(Dataset rows about figures)
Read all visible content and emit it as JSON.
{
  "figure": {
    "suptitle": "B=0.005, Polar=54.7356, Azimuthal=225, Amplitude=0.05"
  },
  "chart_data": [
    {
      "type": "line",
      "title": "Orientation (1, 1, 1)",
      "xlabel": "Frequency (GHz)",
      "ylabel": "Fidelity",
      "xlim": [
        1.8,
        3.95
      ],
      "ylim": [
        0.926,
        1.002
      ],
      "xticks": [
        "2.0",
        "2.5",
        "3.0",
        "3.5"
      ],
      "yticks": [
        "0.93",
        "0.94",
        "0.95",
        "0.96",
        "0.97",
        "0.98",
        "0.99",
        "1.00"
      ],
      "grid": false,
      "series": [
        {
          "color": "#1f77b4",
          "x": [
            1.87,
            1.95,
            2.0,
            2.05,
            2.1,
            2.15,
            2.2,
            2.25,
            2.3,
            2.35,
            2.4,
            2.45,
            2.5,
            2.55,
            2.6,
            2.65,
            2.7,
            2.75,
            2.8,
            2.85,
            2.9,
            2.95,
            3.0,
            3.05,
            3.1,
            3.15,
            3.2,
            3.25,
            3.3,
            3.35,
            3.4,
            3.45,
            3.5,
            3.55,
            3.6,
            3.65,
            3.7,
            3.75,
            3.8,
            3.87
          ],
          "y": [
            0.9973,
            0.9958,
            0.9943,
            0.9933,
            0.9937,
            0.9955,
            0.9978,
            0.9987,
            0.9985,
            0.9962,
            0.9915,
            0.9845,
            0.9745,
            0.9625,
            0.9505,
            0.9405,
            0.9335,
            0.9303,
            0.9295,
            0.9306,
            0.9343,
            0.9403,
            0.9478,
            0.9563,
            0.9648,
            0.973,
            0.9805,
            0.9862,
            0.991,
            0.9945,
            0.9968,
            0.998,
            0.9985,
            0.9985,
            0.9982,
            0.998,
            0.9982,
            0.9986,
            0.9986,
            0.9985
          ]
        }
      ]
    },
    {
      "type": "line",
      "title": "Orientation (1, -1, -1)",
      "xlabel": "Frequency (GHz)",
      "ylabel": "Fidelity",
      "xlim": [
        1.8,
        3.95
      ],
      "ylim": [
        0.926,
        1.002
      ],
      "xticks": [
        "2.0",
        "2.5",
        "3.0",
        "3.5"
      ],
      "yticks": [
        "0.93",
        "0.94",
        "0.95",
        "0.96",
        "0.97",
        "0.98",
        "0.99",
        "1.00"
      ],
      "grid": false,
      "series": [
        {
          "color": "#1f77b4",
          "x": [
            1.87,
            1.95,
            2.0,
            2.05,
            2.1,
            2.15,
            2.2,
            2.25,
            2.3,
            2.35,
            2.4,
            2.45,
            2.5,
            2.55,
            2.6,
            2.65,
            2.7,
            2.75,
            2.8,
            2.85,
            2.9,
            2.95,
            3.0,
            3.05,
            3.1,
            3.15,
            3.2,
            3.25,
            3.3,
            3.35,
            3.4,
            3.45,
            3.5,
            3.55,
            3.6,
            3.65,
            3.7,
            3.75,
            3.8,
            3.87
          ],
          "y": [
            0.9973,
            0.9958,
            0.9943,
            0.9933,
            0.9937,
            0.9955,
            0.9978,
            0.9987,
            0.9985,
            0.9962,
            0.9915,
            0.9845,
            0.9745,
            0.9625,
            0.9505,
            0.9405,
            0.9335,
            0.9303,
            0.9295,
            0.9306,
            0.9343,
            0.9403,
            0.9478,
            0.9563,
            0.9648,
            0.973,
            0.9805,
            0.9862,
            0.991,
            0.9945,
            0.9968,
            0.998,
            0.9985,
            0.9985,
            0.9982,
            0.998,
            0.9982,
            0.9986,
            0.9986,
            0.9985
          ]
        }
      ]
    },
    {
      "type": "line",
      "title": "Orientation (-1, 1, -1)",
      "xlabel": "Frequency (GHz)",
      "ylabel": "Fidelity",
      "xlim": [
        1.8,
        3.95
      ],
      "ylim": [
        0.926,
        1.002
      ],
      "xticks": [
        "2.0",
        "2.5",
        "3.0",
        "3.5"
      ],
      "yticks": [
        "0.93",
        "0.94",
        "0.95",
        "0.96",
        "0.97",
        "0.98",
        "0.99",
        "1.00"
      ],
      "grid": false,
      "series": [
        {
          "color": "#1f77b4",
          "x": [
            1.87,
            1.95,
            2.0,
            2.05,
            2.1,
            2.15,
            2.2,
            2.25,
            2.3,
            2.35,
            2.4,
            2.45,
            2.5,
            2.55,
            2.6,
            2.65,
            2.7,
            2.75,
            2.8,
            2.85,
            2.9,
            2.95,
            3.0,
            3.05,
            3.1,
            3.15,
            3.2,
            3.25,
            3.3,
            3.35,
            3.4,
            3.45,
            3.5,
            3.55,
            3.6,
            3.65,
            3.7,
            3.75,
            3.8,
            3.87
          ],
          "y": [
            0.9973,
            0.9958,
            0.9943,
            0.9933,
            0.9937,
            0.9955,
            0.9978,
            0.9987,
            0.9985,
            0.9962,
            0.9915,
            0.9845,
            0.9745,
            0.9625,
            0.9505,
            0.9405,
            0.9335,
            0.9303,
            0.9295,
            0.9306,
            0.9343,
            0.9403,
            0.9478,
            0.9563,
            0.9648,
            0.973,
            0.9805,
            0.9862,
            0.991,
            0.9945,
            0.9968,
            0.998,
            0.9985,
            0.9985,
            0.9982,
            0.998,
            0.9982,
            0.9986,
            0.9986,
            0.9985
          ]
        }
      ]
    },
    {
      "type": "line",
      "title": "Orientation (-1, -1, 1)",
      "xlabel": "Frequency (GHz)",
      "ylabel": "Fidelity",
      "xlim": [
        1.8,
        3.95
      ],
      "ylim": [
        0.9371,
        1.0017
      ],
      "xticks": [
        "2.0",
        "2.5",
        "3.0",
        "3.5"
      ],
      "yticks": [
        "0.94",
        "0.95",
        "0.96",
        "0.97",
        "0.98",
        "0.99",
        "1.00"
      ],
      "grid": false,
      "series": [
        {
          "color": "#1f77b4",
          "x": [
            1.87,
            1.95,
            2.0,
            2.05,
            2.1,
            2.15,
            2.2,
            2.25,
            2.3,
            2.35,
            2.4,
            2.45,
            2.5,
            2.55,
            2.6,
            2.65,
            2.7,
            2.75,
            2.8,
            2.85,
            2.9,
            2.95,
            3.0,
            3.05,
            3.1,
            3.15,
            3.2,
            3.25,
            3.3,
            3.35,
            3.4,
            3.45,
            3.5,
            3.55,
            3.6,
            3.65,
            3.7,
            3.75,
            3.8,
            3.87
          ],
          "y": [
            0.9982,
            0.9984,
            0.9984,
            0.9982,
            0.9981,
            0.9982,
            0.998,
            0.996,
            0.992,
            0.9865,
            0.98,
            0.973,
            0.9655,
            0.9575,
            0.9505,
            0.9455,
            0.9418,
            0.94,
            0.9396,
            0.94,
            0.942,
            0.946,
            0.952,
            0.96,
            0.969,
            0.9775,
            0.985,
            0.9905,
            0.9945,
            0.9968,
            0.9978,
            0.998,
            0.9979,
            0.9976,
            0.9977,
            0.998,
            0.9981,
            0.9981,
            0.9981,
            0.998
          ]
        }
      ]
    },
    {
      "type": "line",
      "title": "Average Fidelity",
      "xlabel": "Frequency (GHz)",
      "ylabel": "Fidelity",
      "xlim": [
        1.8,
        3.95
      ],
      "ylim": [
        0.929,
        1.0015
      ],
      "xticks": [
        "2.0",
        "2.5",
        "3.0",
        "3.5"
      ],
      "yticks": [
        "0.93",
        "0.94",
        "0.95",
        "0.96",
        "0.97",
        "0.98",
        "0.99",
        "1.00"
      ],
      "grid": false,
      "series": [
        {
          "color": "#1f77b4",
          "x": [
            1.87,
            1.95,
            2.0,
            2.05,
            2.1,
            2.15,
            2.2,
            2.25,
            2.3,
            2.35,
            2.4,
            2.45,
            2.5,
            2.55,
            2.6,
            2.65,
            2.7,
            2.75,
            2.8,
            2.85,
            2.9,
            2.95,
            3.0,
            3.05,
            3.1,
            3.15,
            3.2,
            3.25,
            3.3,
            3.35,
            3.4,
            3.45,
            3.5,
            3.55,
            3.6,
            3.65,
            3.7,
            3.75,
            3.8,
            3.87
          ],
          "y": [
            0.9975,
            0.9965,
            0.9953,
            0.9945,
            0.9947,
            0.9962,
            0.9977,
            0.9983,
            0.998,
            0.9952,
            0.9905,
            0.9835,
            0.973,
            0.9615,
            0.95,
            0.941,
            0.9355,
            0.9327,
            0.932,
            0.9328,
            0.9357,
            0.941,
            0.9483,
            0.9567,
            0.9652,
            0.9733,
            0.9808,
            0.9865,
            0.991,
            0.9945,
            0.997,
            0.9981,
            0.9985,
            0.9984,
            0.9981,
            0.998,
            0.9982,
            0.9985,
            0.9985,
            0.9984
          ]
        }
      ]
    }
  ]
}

■ Goal: Collect every line from the records above that contains the word "Orientation".

■ Task output:
      "title": "Orientation (1, 1, 1)",
      "title": "Orientation (1, -1, -1)",
      "title": "Orientation (-1, 1, -1)",
      "title": "Orientation (-1, -1, 1)",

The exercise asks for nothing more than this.